▸ What is expected:
In the material below, find how many lines contain the string "improvement". Write only that number.

▸ Records supplied:
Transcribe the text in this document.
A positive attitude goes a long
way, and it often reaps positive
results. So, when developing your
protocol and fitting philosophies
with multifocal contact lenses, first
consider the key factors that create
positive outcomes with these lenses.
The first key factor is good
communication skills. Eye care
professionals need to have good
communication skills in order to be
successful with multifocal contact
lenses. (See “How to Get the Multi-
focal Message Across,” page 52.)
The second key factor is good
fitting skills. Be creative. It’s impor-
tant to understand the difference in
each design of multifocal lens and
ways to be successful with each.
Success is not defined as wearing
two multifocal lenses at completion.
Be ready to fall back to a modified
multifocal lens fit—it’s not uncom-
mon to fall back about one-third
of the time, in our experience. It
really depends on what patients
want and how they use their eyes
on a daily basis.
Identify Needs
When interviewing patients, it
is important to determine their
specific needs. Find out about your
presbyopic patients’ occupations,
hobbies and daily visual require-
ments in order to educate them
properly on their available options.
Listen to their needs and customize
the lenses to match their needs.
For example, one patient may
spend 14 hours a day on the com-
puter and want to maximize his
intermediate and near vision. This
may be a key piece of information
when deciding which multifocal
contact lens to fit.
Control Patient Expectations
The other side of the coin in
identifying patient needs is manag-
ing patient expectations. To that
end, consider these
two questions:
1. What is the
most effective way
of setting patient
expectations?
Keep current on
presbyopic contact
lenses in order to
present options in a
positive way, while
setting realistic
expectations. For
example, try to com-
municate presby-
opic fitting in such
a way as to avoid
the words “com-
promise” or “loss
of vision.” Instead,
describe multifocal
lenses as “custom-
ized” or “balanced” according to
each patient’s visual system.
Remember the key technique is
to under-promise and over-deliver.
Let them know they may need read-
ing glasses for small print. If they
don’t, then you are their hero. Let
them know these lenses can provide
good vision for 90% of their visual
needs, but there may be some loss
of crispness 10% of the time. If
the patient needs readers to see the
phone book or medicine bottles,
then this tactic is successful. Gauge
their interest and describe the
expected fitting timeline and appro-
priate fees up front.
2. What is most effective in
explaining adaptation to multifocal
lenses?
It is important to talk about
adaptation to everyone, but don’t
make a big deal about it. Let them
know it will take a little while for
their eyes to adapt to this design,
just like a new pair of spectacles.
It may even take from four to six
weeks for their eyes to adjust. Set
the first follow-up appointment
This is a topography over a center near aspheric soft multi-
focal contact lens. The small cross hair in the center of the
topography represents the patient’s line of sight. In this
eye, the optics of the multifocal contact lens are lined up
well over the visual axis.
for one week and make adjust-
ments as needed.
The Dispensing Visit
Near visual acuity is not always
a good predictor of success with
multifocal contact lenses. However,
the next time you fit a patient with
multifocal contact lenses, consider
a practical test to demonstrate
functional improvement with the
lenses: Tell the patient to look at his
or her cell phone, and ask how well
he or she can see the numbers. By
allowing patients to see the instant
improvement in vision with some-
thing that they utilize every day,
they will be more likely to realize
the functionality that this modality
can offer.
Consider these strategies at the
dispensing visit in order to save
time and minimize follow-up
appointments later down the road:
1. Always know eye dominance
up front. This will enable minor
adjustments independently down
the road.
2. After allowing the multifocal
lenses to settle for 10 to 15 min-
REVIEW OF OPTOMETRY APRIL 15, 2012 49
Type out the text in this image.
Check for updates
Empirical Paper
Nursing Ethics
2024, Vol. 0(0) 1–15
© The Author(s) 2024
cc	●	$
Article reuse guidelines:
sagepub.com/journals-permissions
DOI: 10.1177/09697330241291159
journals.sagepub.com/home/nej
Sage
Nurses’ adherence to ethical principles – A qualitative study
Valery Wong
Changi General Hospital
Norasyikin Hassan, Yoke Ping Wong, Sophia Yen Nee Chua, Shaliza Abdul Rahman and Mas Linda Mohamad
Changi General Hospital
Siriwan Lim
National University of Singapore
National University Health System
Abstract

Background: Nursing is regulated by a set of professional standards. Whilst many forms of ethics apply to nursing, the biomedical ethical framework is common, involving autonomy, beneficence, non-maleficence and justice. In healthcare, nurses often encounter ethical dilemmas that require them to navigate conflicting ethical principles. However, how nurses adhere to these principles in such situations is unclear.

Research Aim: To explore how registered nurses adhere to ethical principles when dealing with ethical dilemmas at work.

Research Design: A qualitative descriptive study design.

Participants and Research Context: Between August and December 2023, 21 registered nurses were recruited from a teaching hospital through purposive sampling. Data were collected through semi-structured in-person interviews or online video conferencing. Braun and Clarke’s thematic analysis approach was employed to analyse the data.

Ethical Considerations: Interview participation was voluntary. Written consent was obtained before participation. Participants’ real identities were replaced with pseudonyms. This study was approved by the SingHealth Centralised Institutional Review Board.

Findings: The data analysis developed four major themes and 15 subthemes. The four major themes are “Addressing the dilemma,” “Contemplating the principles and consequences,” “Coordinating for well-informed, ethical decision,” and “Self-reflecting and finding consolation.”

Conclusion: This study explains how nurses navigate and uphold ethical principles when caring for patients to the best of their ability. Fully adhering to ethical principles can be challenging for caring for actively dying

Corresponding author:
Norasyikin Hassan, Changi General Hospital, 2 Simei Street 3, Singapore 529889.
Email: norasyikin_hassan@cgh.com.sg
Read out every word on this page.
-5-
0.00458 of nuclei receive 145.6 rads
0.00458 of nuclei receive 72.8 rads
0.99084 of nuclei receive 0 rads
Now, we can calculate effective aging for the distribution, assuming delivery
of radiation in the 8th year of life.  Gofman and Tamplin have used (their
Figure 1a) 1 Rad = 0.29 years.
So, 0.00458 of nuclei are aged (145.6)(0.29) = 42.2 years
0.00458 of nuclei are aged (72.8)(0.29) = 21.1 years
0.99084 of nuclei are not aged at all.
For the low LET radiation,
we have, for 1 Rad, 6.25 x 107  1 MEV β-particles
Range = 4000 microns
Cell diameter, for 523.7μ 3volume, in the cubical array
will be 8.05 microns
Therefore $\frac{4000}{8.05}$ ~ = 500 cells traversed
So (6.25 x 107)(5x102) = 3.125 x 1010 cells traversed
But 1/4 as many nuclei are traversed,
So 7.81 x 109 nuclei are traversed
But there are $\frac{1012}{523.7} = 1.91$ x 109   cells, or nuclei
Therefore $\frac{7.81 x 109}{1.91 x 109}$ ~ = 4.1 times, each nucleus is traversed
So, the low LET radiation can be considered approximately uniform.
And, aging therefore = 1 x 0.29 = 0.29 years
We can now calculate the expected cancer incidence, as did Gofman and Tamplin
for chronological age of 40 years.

▸ Solution:
2